• [Job] Find the lines holding the string "Sheet" in the data, then copy all of them.

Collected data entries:

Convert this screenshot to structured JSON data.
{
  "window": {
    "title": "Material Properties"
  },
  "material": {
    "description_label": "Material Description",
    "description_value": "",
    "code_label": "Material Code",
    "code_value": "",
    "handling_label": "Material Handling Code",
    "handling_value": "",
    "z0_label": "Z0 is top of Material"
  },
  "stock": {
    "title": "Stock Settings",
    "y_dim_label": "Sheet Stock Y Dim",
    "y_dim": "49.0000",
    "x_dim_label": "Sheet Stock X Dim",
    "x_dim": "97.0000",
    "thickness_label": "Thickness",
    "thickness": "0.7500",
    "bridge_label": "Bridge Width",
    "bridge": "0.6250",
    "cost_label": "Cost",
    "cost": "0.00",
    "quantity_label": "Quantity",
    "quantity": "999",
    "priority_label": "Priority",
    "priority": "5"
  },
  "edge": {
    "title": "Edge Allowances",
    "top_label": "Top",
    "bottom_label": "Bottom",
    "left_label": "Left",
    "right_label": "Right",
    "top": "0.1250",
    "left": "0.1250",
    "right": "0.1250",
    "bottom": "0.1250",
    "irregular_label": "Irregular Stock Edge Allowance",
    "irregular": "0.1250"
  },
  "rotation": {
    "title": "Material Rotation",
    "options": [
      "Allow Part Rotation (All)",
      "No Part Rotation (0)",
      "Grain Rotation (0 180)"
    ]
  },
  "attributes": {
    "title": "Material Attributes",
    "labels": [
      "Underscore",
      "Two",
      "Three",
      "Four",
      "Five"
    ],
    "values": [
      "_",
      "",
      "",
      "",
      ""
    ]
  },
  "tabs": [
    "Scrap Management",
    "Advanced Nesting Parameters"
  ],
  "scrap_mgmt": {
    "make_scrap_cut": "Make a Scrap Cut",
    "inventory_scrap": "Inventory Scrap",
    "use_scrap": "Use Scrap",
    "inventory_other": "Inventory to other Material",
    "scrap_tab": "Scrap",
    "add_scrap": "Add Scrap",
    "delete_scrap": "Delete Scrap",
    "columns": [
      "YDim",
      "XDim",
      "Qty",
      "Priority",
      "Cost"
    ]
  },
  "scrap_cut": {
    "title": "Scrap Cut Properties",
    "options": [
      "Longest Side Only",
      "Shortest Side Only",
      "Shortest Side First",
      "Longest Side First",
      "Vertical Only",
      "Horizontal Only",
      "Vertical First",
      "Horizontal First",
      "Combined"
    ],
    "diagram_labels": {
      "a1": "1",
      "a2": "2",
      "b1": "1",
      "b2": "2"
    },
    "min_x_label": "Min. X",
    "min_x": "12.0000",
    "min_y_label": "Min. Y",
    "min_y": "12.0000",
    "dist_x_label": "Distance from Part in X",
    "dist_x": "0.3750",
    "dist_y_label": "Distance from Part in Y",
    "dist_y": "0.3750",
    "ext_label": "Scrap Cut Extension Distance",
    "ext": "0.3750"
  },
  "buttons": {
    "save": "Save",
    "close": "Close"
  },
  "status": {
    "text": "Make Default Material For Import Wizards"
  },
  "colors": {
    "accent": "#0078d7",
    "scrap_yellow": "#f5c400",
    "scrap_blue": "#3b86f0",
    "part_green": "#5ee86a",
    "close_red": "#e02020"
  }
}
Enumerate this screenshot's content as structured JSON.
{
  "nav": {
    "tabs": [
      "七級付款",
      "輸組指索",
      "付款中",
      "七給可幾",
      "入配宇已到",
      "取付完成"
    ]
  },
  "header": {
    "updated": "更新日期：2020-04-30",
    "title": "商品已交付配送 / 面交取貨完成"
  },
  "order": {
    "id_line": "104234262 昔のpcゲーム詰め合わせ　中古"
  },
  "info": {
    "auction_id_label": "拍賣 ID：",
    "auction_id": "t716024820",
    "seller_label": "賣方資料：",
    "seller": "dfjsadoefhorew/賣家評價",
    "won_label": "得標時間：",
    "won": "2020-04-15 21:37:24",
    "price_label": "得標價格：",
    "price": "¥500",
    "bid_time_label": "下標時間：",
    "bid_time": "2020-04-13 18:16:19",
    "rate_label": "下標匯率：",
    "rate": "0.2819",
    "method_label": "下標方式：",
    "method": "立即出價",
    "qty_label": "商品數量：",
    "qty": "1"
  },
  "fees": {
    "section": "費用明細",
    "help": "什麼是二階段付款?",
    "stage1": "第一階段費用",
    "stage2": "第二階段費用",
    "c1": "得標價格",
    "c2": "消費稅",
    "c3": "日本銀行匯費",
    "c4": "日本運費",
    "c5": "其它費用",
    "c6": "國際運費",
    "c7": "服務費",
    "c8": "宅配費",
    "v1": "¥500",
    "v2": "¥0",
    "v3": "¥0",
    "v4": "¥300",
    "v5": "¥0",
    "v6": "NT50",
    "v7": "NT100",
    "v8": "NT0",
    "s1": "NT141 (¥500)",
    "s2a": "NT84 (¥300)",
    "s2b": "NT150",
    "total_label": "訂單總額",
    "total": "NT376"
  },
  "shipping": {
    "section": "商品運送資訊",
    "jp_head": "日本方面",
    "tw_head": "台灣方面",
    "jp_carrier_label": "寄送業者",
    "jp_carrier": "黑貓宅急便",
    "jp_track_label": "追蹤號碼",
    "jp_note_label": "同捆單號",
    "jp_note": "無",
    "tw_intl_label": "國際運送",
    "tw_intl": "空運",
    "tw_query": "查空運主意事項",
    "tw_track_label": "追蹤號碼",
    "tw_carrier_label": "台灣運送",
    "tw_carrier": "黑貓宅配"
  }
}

• [Written reply]
    "y_dim_label": "Sheet Stock Y Dim",
    "x_dim_label": "Sheet Stock X Dim",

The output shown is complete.